● SUPPLIED RECORDS
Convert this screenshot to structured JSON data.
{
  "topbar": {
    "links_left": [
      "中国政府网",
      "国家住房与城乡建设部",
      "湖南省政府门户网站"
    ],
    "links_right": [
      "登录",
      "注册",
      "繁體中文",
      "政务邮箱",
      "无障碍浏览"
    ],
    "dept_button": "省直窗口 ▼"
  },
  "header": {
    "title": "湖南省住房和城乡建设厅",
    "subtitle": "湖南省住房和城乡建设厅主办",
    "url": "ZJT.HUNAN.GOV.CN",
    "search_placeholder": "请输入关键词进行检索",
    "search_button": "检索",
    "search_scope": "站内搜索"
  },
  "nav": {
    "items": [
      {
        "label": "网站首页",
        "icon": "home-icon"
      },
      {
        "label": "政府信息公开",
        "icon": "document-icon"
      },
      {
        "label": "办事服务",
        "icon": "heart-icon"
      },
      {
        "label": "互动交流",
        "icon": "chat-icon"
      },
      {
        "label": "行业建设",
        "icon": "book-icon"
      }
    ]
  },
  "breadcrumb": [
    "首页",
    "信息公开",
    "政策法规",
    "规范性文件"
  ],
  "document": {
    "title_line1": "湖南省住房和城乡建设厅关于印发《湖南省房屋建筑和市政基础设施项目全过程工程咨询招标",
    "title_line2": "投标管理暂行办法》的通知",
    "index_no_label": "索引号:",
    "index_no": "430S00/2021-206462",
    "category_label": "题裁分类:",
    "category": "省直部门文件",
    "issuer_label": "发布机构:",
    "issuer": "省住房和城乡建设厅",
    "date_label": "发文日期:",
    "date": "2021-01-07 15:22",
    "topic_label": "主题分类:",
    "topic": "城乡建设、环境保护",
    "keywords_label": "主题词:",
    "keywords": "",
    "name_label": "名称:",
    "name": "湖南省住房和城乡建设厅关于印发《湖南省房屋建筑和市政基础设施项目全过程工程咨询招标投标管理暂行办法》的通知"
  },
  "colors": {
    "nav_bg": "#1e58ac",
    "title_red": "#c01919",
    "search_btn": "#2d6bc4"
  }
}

● DIRECTION
Write out every record verbatim.

● EXERCISE ANSWER
Convert this screenshot to structured JSON data.
{
  "topbar": {
    "links_left": [
      "中国政府网",
      "国家住房与城乡建设部",
      "湖南省政府门户网站"
    ],
    "links_right": [
      "登录",
      "注册",
      "繁體中文",
      "政务邮箱",
      "无障碍浏览"
    ],
    "dept_button": "省直窗口 ▼"
  },
  "header": {
    "title": "湖南省住房和城乡建设厅",
    "subtitle": "湖南省住房和城乡建设厅主办",
    "url": "ZJT.HUNAN.GOV.CN",
    "search_placeholder": "请输入关键词进行检索",
    "search_button": "检索",
    "search_scope": "站内搜索"
  },
  "nav": {
    "items": [
      {
        "label": "网站首页",
        "icon": "home-icon"
      },
      {
        "label": "政府信息公开",
        "icon": "document-icon"
      },
      {
        "label": "办事服务",
        "icon": "heart-icon"
      },
      {
        "label": "互动交流",
        "icon": "chat-icon"
      },
      {
        "label": "行业建设",
        "icon": "book-icon"
      }
    ]
  },
  "breadcrumb": [
    "首页",
    "信息公开",
    "政策法规",
    "规范性文件"
  ],
  "document": {
    "title_line1": "湖南省住房和城乡建设厅关于印发《湖南省房屋建筑和市政基础设施项目全过程工程咨询招标",
    "title_line2": "投标管理暂行办法》的通知",
    "index_no_label": "索引号:",
    "index_no": "430S00/2021-206462",
    "category_label": "题裁分类:",
    "category": "省直部门文件",
    "issuer_label": "发布机构:",
    "issuer": "省住房和城乡建设厅",
    "date_label": "发文日期:",
    "date": "2021-01-07 15:22",
    "topic_label": "主题分类:",
    "topic": "城乡建设、环境保护",
    "keywords_label": "主题词:",
    "keywords": "",
    "name_label": "名称:",
    "name": "湖南省住房和城乡建设厅关于印发《湖南省房屋建筑和市政基础设施项目全过程工程咨询招标投标管理暂行办法》的通知"
  },
  "colors": {
    "nav_bg": "#1e58ac",
    "title_red": "#c01919",
    "search_btn": "#2d6bc4"
  }
}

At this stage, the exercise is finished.